TASK BRIEF: Copy every line that contains the string "ytterligare" from the entries below.

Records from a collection
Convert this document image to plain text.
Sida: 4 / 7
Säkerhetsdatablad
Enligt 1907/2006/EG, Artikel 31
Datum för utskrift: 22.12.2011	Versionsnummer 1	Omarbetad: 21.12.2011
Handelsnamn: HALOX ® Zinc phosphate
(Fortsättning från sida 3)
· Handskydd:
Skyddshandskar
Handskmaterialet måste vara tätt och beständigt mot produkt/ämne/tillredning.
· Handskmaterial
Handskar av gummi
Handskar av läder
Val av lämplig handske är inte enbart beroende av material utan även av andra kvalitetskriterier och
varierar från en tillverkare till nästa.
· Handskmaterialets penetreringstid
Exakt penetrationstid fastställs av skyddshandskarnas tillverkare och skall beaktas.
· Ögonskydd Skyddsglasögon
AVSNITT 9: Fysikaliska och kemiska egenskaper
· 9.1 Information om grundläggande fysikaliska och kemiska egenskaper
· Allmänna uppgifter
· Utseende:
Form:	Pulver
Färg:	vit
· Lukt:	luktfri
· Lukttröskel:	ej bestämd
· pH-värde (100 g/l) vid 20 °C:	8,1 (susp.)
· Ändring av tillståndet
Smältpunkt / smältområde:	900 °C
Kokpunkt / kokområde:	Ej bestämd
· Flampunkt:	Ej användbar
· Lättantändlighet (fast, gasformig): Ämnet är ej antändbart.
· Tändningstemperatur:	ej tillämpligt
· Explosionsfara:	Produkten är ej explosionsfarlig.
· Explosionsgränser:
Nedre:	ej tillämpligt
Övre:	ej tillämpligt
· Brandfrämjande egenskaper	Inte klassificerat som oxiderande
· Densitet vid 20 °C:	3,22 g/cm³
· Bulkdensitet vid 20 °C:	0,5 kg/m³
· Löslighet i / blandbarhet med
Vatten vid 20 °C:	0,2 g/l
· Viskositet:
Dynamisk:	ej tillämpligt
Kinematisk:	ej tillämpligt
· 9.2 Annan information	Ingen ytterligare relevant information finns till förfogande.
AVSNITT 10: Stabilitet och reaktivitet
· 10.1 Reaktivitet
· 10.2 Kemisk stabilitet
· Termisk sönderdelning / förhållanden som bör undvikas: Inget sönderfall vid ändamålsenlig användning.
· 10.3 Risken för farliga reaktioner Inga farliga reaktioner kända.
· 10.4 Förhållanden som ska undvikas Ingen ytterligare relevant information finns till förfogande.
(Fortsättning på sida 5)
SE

SOLUTION FOR THIS PROBLEM:
· 9.2 Annan information	Ingen ytterligare relevant information finns till förfogande.
· 10.4 Förhållanden som ska undvikas Ingen ytterligare relevant information finns till förfogande.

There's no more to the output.